### Exercise task
Quote the records in full and leave their pictures out.
====================
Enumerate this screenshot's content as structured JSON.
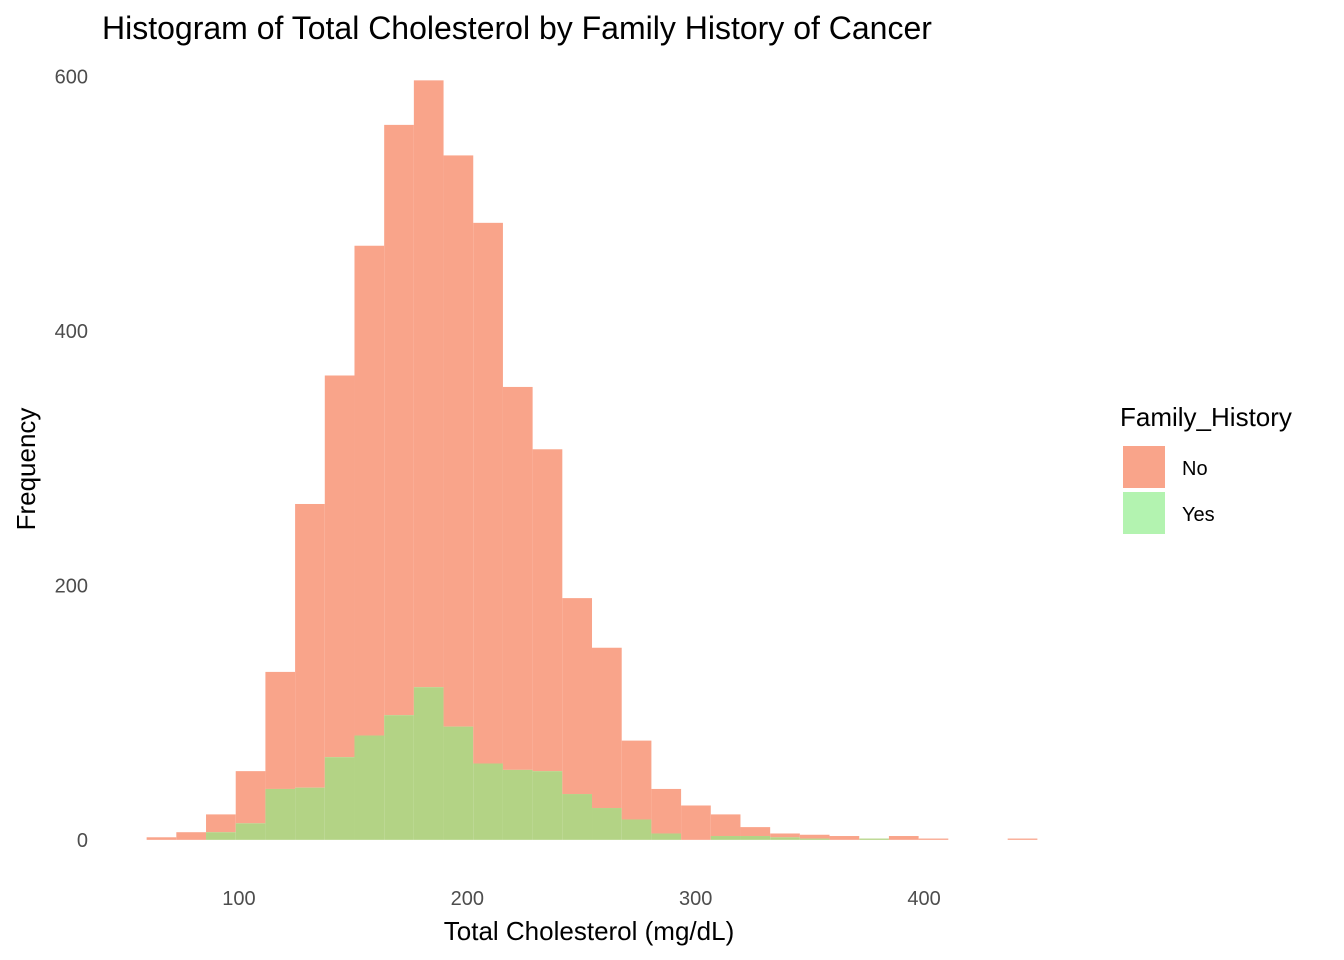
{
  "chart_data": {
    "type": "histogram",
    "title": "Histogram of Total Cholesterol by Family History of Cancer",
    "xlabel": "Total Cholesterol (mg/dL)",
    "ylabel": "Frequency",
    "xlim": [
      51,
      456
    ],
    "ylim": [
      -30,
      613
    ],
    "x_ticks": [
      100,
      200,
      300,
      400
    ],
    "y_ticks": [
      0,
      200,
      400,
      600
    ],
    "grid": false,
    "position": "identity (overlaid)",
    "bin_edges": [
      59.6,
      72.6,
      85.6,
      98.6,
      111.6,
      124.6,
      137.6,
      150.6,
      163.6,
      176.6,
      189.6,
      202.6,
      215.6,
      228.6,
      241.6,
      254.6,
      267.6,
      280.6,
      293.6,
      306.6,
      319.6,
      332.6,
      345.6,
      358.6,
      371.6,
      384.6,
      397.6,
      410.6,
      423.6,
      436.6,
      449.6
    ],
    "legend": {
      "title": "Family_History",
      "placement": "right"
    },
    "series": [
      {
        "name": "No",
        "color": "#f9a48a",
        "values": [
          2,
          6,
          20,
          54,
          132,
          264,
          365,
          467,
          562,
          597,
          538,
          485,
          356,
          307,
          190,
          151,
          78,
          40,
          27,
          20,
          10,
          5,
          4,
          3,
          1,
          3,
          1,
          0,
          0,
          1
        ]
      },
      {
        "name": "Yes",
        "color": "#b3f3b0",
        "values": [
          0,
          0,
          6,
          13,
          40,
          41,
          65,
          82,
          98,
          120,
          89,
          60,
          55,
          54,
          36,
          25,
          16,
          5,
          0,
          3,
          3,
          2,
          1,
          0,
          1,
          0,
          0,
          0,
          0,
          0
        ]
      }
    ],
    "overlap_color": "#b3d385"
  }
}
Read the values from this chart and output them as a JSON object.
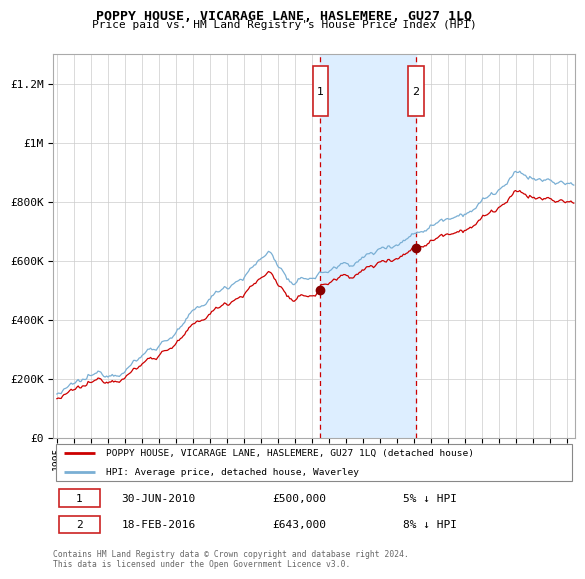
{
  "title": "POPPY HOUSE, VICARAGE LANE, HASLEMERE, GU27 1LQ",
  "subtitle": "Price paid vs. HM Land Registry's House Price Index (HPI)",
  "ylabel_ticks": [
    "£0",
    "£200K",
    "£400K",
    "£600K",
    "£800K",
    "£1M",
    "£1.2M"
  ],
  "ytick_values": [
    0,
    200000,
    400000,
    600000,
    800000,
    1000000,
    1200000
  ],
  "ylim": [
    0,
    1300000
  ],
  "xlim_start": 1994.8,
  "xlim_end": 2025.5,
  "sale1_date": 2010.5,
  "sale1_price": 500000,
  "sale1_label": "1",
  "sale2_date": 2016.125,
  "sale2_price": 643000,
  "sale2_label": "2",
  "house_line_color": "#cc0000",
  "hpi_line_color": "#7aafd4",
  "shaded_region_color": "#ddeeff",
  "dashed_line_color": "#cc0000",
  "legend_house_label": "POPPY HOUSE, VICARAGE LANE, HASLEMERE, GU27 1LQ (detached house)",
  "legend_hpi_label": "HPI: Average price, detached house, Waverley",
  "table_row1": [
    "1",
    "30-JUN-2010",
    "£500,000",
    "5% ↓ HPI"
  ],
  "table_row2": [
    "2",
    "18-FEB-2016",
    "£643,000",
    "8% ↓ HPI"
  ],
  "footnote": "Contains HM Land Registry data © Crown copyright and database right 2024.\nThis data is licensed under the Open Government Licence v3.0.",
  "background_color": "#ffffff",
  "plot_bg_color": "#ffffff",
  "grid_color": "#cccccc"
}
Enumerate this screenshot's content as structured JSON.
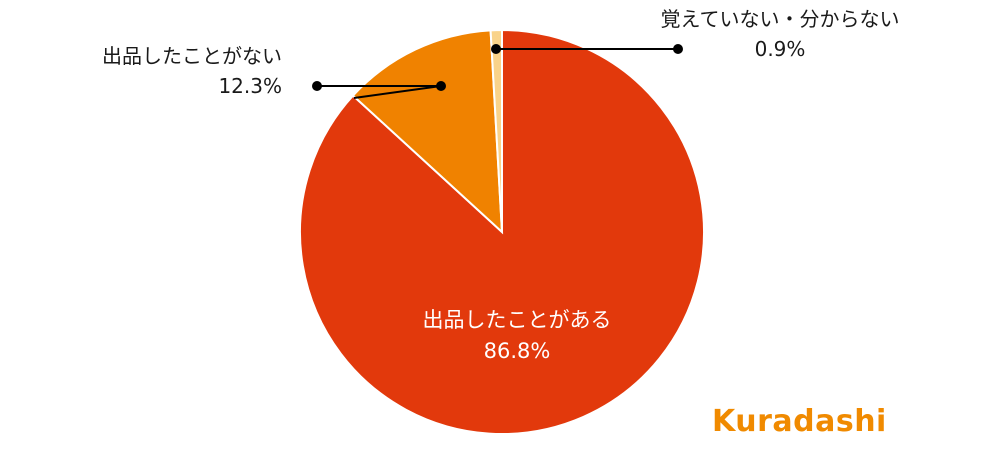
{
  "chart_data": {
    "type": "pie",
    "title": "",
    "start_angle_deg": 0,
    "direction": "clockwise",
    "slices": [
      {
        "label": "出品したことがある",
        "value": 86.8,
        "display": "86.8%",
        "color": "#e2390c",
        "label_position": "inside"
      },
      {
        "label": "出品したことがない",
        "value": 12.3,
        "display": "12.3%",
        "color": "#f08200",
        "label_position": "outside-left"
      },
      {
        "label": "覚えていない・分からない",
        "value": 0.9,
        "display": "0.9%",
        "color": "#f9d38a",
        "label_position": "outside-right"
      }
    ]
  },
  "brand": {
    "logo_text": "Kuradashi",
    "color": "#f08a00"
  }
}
====================
### Reply
Enumerate this screenshot's content as structured JSON.
{
  "chart_data": {
    "type": "histogram",
    "title": "Histogram of Total Cholesterol by Family History of Cancer",
    "xlabel": "Total Cholesterol (mg/dL)",
    "ylabel": "Frequency",
    "xlim": [
      51,
      456
    ],
    "ylim": [
      -30,
      613
    ],
    "x_ticks": [
      100,
      200,
      300,
      400
    ],
    "y_ticks": [
      0,
      200,
      400,
      600
    ],
    "grid": false,
    "position": "identity (overlaid)",
    "bin_edges": [
      59.6,
      72.6,
      85.6,
      98.6,
      111.6,
      124.6,
      137.6,
      150.6,
      163.6,
      176.6,
      189.6,
      202.6,
      215.6,
      228.6,
      241.6,
      254.6,
      267.6,
      280.6,
      293.6,
      306.6,
      319.6,
      332.6,
      345.6,
      358.6,
      371.6,
      384.6,
      397.6,
      410.6,
      423.6,
      436.6,
      449.6
    ],
    "legend": {
      "title": "Family_History",
      "placement": "right"
    },
    "series": [
      {
        "name": "No",
        "color": "#f9a48a",
        "values": [
          2,
          6,
          20,
          54,
          132,
          264,
          365,
          467,
          562,
          597,
          538,
          485,
          356,
          307,
          190,
          151,
          78,
          40,
          27,
          20,
          10,
          5,
          4,
          3,
          1,
          3,
          1,
          0,
          0,
          1
        ]
      },
      {
        "name": "Yes",
        "color": "#b3f3b0",
        "values": [
          0,
          0,
          6,
          13,
          40,
          41,
          65,
          82,
          98,
          120,
          89,
          60,
          55,
          54,
          36,
          25,
          16,
          5,
          0,
          3,
          3,
          2,
          1,
          0,
          1,
          0,
          0,
          0,
          0,
          0
        ]
      }
    ],
    "overlap_color": "#b3d385"
  }
}
Read the values from this chart and output them as a JSON object.
{
  "title": "POPPY HOUSE, VICARAGE LANE, HASLEMERE, GU27 1LQ",
  "subtitle": "Price paid vs. HM Land Registry's House Price Index (HPI)",
  "ylabel_ticks": [
    "£0",
    "£200K",
    "£400K",
    "£600K",
    "£800K",
    "£1M",
    "£1.2M"
  ],
  "ytick_values": [
    0,
    200000,
    400000,
    600000,
    800000,
    1000000,
    1200000
  ],
  "ylim": [
    0,
    1300000
  ],
  "xlim_start": 1994.8,
  "xlim_end": 2025.5,
  "sale1_date": 2010.5,
  "sale1_price": 500000,
  "sale1_label": "1",
  "sale2_date": 2016.125,
  "sale2_price": 643000,
  "sale2_label": "2",
  "house_line_color": "#cc0000",
  "hpi_line_color": "#7aafd4",
  "shaded_region_color": "#ddeeff",
  "dashed_line_color": "#cc0000",
  "legend_house_label": "POPPY HOUSE, VICARAGE LANE, HASLEMERE, GU27 1LQ (detached house)",
  "legend_hpi_label": "HPI: Average price, detached house, Waverley",
  "table_row1": [
    "1",
    "30-JUN-2010",
    "£500,000",
    "5% ↓ HPI"
  ],
  "table_row2": [
    "2",
    "18-FEB-2016",
    "£643,000",
    "8% ↓ HPI"
  ],
  "footnote": "Contains HM Land Registry data © Crown copyright and database right 2024.\nThis data is licensed under the Open Government Licence v3.0.",
  "background_color": "#ffffff",
  "plot_bg_color": "#ffffff",
  "grid_color": "#cccccc"
}
Enumerate this screenshot's content as structured JSON.
{
  "chart_data": {
    "type": "pie",
    "title": "",
    "start_angle_deg": 0,
    "direction": "clockwise",
    "slices": [
      {
        "label": "出品したことがある",
        "value": 86.8,
        "display": "86.8%",
        "color": "#e2390c",
        "label_position": "inside"
      },
      {
        "label": "出品したことがない",
        "value": 12.3,
        "display": "12.3%",
        "color": "#f08200",
        "label_position": "outside-left"
      },
      {
        "label": "覚えていない・分からない",
        "value": 0.9,
        "display": "0.9%",
        "color": "#f9d38a",
        "label_position": "outside-right"
      }
    ]
  },
  "brand": {
    "logo_text": "Kuradashi",
    "color": "#f08a00"
  }
}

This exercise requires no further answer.